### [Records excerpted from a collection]
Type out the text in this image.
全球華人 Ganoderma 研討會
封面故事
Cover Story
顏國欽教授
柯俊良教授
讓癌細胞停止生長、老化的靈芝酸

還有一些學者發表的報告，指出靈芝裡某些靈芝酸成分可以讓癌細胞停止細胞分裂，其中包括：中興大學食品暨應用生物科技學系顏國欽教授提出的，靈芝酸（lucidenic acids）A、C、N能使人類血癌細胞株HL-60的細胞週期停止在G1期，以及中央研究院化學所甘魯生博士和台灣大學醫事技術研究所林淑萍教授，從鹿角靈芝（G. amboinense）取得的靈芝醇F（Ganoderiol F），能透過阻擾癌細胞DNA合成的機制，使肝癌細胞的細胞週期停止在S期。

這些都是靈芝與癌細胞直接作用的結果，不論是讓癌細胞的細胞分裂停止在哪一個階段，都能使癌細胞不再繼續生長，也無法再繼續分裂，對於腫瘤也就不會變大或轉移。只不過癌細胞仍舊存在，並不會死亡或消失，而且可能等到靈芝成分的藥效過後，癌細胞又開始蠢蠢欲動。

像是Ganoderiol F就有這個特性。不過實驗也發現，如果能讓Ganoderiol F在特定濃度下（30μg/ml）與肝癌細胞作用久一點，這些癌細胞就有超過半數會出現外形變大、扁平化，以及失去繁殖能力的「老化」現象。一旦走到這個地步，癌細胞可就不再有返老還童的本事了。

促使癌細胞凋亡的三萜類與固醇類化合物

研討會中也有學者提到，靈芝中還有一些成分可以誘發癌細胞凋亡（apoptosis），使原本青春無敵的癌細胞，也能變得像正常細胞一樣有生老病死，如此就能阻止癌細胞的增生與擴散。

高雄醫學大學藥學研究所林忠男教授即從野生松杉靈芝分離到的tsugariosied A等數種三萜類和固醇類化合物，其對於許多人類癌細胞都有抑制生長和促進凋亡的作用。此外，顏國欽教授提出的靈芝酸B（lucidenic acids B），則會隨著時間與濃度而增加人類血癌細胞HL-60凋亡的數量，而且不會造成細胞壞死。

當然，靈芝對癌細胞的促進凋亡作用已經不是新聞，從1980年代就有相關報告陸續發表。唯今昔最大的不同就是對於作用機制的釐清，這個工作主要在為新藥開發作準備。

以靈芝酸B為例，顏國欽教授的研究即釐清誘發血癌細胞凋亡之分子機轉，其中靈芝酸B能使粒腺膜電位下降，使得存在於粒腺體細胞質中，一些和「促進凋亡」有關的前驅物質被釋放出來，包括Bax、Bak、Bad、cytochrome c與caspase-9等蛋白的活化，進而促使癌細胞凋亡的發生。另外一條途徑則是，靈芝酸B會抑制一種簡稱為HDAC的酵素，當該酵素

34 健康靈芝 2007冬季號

### [WORK REQUIRED]
Your task is to list each line of the records with the word "lucidenic".

### [RESPONSE TO THE TASK]
還有一些學者發表的報告，指出靈芝裡某些靈芝酸成分可以讓癌細胞停止細胞分裂，其中包括：中興大學食品暨應用生物科技學系顏國欽教授提出的，靈芝酸（lucidenic acids）A、C、N能使人類血癌細胞株HL-60的細胞週期停止在G1期，以及中央研究院化學所甘魯生博士和台灣大學醫事技術研究所林淑萍教授，從鹿角靈芝（G. amboinense）取得的靈芝醇F（Ganoderiol F），能透過阻擾癌細胞DNA合成的機制，使肝癌細胞的細胞週期停止在S期。
高雄醫學大學藥學研究所林忠男教授即從野生松杉靈芝分離到的tsugariosied A等數種三萜類和固醇類化合物，其對於許多人類癌細胞都有抑制生長和促進凋亡的作用。此外，顏國欽教授提出的靈芝酸B（lucidenic acids B），則會隨著時間與濃度而增加人類血癌細胞HL-60凋亡的數量，而且不會造成細胞壞死。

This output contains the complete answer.